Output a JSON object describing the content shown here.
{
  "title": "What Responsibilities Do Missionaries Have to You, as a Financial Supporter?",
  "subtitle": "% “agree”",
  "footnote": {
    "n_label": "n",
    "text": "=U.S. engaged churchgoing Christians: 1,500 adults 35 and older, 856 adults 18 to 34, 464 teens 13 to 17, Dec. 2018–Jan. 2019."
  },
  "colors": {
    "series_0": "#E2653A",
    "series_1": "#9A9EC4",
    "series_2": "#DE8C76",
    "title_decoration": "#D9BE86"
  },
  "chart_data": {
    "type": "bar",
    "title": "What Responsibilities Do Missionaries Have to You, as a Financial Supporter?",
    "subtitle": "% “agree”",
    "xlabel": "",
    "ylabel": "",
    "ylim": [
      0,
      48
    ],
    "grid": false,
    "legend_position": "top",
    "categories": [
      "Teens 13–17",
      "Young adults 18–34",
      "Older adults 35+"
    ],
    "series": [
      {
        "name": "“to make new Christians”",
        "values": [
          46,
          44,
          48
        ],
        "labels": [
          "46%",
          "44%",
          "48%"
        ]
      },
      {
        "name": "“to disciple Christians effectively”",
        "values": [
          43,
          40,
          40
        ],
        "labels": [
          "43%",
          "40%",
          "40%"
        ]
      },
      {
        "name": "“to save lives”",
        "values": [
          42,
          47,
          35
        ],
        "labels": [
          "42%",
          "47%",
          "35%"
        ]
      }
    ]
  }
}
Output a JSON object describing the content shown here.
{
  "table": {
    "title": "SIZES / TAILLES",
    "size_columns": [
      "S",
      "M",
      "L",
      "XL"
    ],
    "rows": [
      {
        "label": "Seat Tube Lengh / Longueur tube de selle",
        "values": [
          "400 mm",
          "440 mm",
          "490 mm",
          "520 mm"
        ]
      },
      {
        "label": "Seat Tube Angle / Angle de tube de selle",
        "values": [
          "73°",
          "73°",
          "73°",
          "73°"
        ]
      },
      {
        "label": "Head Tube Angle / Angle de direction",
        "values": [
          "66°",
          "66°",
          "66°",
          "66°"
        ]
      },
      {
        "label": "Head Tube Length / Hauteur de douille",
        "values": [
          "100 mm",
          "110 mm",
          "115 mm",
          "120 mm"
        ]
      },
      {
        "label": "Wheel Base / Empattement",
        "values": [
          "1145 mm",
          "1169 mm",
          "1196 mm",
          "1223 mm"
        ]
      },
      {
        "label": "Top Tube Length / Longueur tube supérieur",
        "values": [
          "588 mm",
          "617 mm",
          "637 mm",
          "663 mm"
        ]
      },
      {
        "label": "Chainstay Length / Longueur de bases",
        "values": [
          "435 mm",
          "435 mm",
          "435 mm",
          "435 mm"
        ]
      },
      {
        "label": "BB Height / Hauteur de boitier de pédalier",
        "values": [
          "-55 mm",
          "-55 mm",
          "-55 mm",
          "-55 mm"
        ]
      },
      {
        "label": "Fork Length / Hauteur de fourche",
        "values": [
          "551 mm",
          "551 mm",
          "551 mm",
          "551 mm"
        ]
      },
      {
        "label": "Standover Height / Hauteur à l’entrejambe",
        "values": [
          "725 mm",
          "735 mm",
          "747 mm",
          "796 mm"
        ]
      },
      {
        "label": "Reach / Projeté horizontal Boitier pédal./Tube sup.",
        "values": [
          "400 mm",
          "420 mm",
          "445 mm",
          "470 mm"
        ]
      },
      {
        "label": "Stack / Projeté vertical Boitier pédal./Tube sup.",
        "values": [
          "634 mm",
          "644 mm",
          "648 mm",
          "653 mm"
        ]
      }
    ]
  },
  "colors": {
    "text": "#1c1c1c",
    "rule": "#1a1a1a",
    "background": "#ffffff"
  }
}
○ ○ ○ ○ ○
Send back every record, precisely as written.

Output a JSON object describing the content shown here.
{
  "title": "What Responsibilities Do Missionaries Have to You, as a Financial Supporter?",
  "subtitle": "% “agree”",
  "footnote": {
    "n_label": "n",
    "text": "=U.S. engaged churchgoing Christians: 1,500 adults 35 and older, 856 adults 18 to 34, 464 teens 13 to 17, Dec. 2018–Jan. 2019."
  },
  "colors": {
    "series_0": "#E2653A",
    "series_1": "#9A9EC4",
    "series_2": "#DE8C76",
    "title_decoration": "#D9BE86"
  },
  "chart_data": {
    "type": "bar",
    "title": "What Responsibilities Do Missionaries Have to You, as a Financial Supporter?",
    "subtitle": "% “agree”",
    "xlabel": "",
    "ylabel": "",
    "ylim": [
      0,
      48
    ],
    "grid": false,
    "legend_position": "top",
    "categories": [
      "Teens 13–17",
      "Young adults 18–34",
      "Older adults 35+"
    ],
    "series": [
      {
        "name": "“to make new Christians”",
        "values": [
          46,
          44,
          48
        ],
        "labels": [
          "46%",
          "44%",
          "48%"
        ]
      },
      {
        "name": "“to disciple Christians effectively”",
        "values": [
          43,
          40,
          40
        ],
        "labels": [
          "43%",
          "40%",
          "40%"
        ]
      },
      {
        "name": "“to save lives”",
        "values": [
          42,
          47,
          35
        ],
        "labels": [
          "42%",
          "47%",
          "35%"
        ]
      }
    ]
  }
}
Output a JSON object describing the content shown here.
{
  "table": {
    "title": "SIZES / TAILLES",
    "size_columns": [
      "S",
      "M",
      "L",
      "XL"
    ],
    "rows": [
      {
        "label": "Seat Tube Lengh / Longueur tube de selle",
        "values": [
          "400 mm",
          "440 mm",
          "490 mm",
          "520 mm"
        ]
      },
      {
        "label": "Seat Tube Angle / Angle de tube de selle",
        "values": [
          "73°",
          "73°",
          "73°",
          "73°"
        ]
      },
      {
        "label": "Head Tube Angle / Angle de direction",
        "values": [
          "66°",
          "66°",
          "66°",
          "66°"
        ]
      },
      {
        "label": "Head Tube Length / Hauteur de douille",
        "values": [
          "100 mm",
          "110 mm",
          "115 mm",
          "120 mm"
        ]
      },
      {
        "label": "Wheel Base / Empattement",
        "values": [
          "1145 mm",
          "1169 mm",
          "1196 mm",
          "1223 mm"
        ]
      },
      {
        "label": "Top Tube Length / Longueur tube supérieur",
        "values": [
          "588 mm",
          "617 mm",
          "637 mm",
          "663 mm"
        ]
      },
      {
        "label": "Chainstay Length / Longueur de bases",
        "values": [
          "435 mm",
          "435 mm",
          "435 mm",
          "435 mm"
        ]
      },
      {
        "label": "BB Height / Hauteur de boitier de pédalier",
        "values": [
          "-55 mm",
          "-55 mm",
          "-55 mm",
          "-55 mm"
        ]
      },
      {
        "label": "Fork Length / Hauteur de fourche",
        "values": [
          "551 mm",
          "551 mm",
          "551 mm",
          "551 mm"
        ]
      },
      {
        "label": "Standover Height / Hauteur à l’entrejambe",
        "values": [
          "725 mm",
          "735 mm",
          "747 mm",
          "796 mm"
        ]
      },
      {
        "label": "Reach / Projeté horizontal Boitier pédal./Tube sup.",
        "values": [
          "400 mm",
          "420 mm",
          "445 mm",
          "470 mm"
        ]
      },
      {
        "label": "Stack / Projeté vertical Boitier pédal./Tube sup.",
        "values": [
          "634 mm",
          "644 mm",
          "648 mm",
          "653 mm"
        ]
      }
    ]
  },
  "colors": {
    "text": "#1c1c1c",
    "rule": "#1a1a1a",
    "background": "#ffffff"
  }
}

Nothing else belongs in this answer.